The records
● ● ● ● ● ● ●

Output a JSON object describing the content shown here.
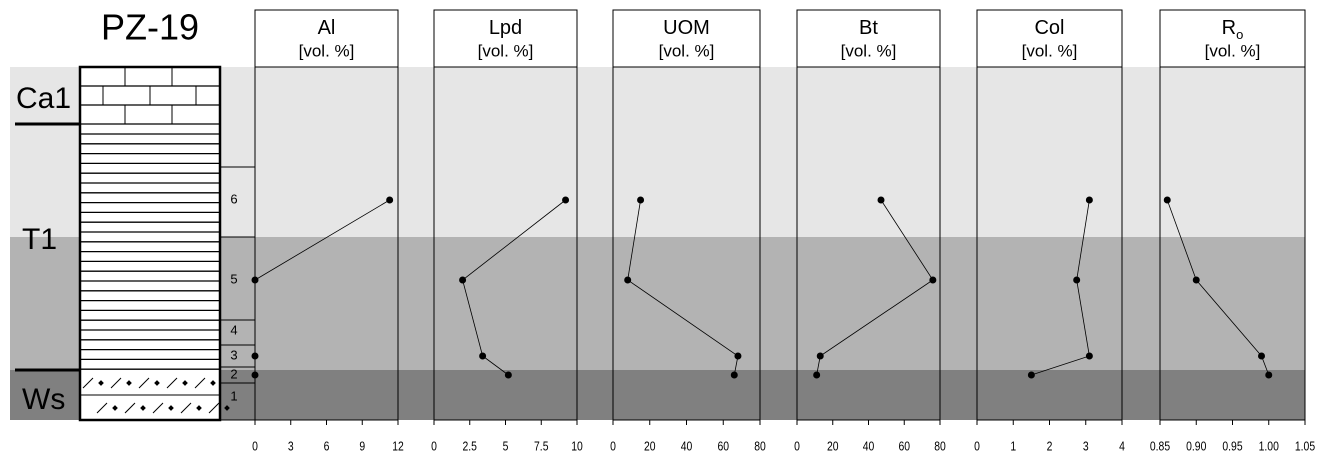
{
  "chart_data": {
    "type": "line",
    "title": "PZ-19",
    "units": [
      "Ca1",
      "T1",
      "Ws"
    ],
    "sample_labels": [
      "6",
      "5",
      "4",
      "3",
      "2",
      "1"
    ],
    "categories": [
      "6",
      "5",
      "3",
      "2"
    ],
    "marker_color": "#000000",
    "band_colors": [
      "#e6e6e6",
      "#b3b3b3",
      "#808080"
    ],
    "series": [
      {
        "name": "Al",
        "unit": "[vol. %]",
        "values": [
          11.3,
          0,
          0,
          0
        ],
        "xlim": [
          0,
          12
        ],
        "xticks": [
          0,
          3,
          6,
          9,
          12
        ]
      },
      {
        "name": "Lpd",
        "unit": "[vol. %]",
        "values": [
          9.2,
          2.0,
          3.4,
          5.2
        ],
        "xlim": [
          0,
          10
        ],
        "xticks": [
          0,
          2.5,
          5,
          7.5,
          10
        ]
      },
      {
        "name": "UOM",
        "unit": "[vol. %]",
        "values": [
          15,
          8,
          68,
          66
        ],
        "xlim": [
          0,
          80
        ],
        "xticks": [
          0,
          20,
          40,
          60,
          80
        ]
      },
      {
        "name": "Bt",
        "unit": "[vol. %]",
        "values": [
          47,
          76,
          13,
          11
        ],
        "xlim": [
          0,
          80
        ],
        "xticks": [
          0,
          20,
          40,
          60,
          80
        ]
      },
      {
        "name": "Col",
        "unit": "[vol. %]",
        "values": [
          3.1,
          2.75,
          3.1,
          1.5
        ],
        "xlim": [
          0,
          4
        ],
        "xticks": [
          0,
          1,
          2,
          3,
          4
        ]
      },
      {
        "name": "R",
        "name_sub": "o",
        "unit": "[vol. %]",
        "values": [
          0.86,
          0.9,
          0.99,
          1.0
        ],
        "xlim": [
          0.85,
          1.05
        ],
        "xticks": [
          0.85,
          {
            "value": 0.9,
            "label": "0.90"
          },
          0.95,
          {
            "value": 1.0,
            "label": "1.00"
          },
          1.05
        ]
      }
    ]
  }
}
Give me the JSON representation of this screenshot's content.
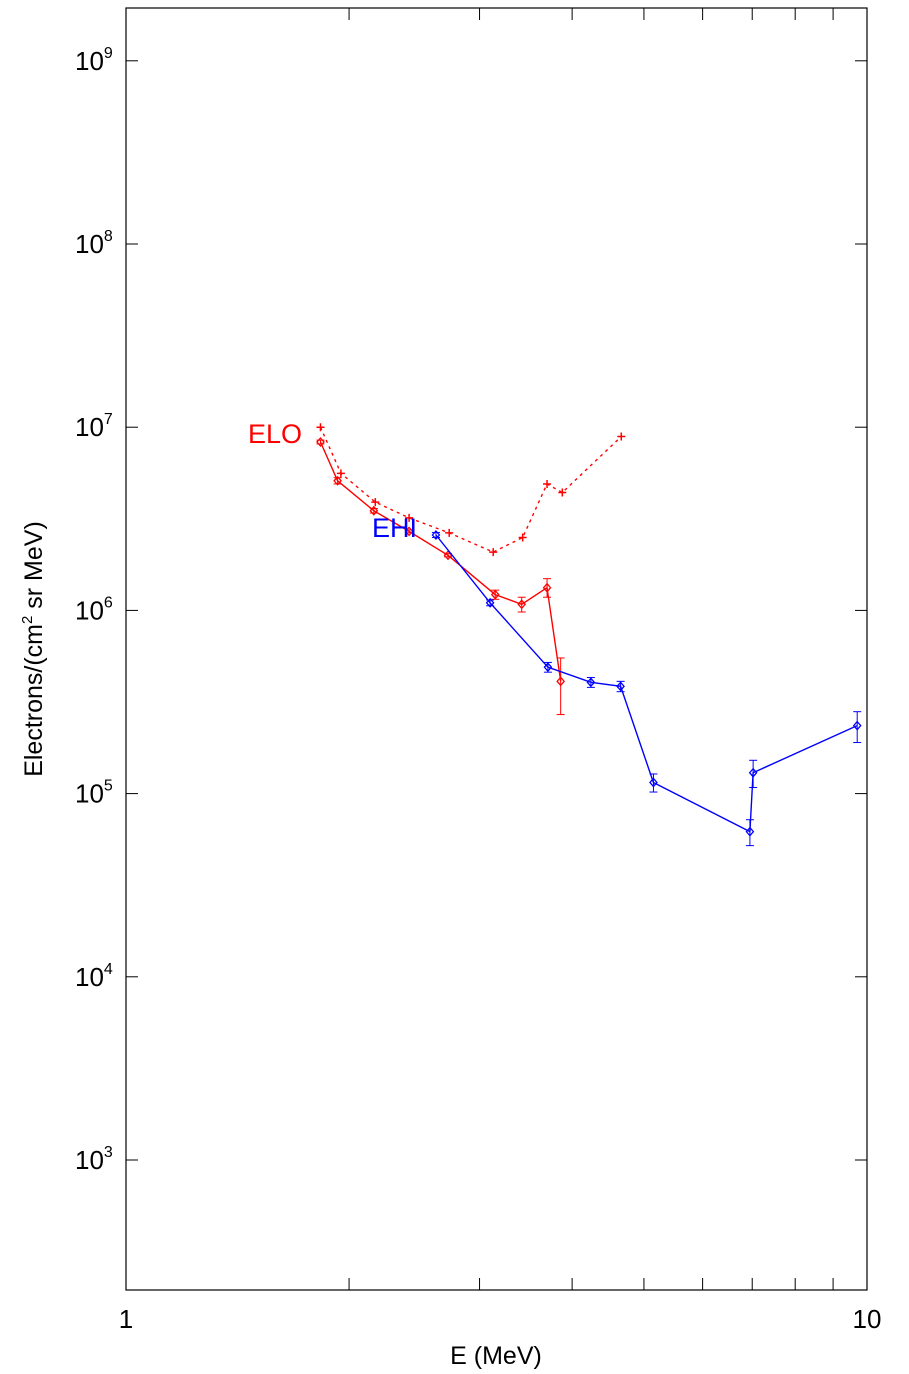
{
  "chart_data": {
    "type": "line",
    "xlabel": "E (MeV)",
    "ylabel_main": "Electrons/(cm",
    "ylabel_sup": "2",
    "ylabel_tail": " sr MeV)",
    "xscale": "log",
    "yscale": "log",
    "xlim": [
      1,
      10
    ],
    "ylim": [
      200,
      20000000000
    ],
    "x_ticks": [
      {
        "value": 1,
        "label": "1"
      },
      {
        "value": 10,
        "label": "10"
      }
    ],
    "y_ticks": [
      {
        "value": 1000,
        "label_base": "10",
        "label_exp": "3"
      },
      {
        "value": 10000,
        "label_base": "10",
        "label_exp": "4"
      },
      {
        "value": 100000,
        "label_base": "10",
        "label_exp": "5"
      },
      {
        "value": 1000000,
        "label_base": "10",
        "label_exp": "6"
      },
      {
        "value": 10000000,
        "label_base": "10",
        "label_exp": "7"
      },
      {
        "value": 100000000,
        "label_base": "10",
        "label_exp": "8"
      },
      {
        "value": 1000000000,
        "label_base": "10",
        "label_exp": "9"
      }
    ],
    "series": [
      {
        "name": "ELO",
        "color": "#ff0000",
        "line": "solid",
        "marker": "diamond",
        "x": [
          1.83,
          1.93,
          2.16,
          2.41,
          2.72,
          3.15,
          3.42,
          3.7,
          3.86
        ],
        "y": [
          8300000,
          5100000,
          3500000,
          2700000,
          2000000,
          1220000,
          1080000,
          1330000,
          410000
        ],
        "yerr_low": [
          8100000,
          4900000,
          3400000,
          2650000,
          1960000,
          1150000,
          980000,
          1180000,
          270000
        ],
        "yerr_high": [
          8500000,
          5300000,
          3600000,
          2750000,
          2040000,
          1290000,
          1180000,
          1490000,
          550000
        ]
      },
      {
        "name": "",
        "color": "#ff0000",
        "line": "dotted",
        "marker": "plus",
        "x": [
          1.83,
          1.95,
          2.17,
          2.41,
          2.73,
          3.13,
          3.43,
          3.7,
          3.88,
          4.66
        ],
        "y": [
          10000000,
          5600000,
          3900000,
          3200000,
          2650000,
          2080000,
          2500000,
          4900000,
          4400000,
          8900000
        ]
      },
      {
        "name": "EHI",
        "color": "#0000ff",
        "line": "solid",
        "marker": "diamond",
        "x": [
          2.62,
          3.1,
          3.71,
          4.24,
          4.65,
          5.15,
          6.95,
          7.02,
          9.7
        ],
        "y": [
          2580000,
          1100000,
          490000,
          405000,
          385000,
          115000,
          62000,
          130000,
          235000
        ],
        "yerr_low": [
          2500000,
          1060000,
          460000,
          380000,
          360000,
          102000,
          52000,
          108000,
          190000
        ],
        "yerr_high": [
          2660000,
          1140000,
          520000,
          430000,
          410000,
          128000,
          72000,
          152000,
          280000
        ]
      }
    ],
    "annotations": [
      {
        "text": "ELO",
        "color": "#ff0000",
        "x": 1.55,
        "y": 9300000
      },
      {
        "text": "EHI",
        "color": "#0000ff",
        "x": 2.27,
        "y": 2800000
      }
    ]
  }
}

● ● ● ● ● ● ●

Directive
Look through the material above. Copy each line where the word "content" appears.

Reply
Output a JSON object describing the content shown here.
Give me the JSON representation of this screenshot's content.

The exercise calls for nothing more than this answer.